▸ **STATED GOAL**
Each entry below is to be written out exactly, and the pictures are to be left out.

▸ **DATA EXTRACT**
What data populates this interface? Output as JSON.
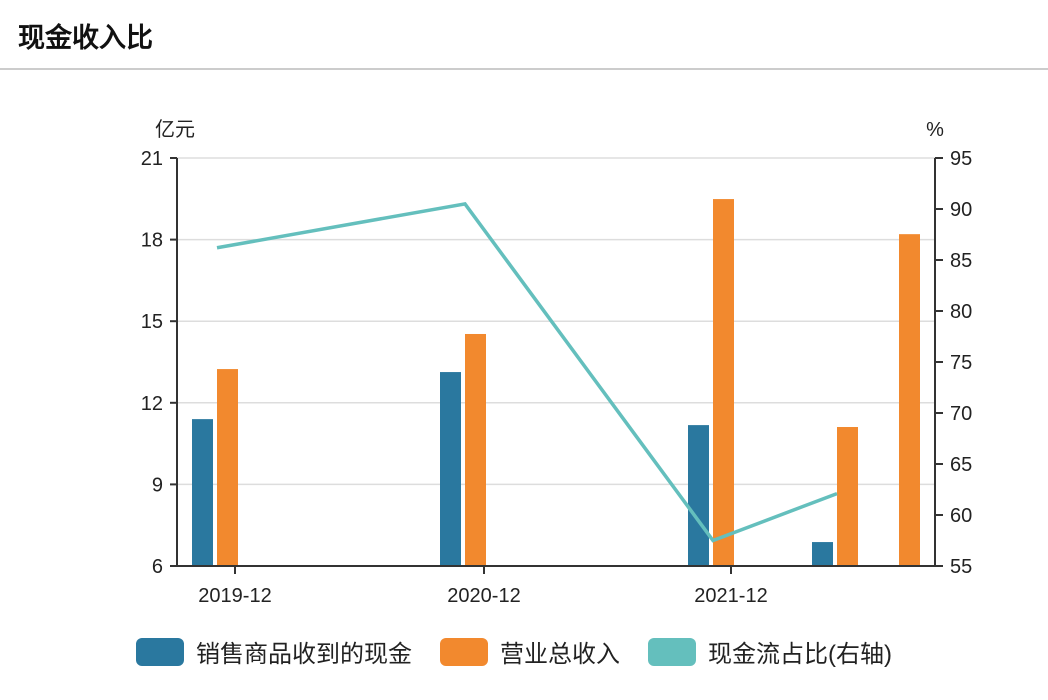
{
  "title": "现金收入比",
  "chart_data": {
    "type": "bar",
    "title": "现金收入比",
    "categories": [
      "2019-12",
      "2020-12",
      "2021-12",
      "",
      ""
    ],
    "left_axis": {
      "label": "亿元",
      "range": [
        6,
        21
      ],
      "ticks": [
        6,
        9,
        12,
        15,
        18,
        21
      ]
    },
    "right_axis": {
      "label": "%",
      "range": [
        55,
        95
      ],
      "ticks": [
        55,
        60,
        65,
        70,
        75,
        80,
        85,
        90,
        95
      ]
    },
    "series": [
      {
        "name": "销售商品收到的现金",
        "type": "bar",
        "axis": "left",
        "color": "#2a789f",
        "values": [
          11.4,
          13.13,
          11.18,
          6.88,
          null
        ]
      },
      {
        "name": "营业总收入",
        "type": "bar",
        "axis": "left",
        "color": "#f2892e",
        "values": [
          13.24,
          14.53,
          19.49,
          11.11,
          18.2
        ]
      },
      {
        "name": "现金流占比(右轴)",
        "type": "line",
        "axis": "right",
        "color": "#64bfbd",
        "values": [
          86.2,
          90.5,
          57.5,
          62.1,
          null
        ]
      }
    ],
    "grid": true,
    "legend": "bottom"
  }
}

▸ **TASK RESPONSE**
What data populates this interface? Output as JSON.
{
  "title": "现金收入比",
  "chart_data": {
    "type": "bar",
    "title": "现金收入比",
    "categories": [
      "2019-12",
      "2020-12",
      "2021-12",
      "",
      ""
    ],
    "left_axis": {
      "label": "亿元",
      "range": [
        6,
        21
      ],
      "ticks": [
        6,
        9,
        12,
        15,
        18,
        21
      ]
    },
    "right_axis": {
      "label": "%",
      "range": [
        55,
        95
      ],
      "ticks": [
        55,
        60,
        65,
        70,
        75,
        80,
        85,
        90,
        95
      ]
    },
    "series": [
      {
        "name": "销售商品收到的现金",
        "type": "bar",
        "axis": "left",
        "color": "#2a789f",
        "values": [
          11.4,
          13.13,
          11.18,
          6.88,
          null
        ]
      },
      {
        "name": "营业总收入",
        "type": "bar",
        "axis": "left",
        "color": "#f2892e",
        "values": [
          13.24,
          14.53,
          19.49,
          11.11,
          18.2
        ]
      },
      {
        "name": "现金流占比(右轴)",
        "type": "line",
        "axis": "right",
        "color": "#64bfbd",
        "values": [
          86.2,
          90.5,
          57.5,
          62.1,
          null
        ]
      }
    ],
    "grid": true,
    "legend": "bottom"
  }
}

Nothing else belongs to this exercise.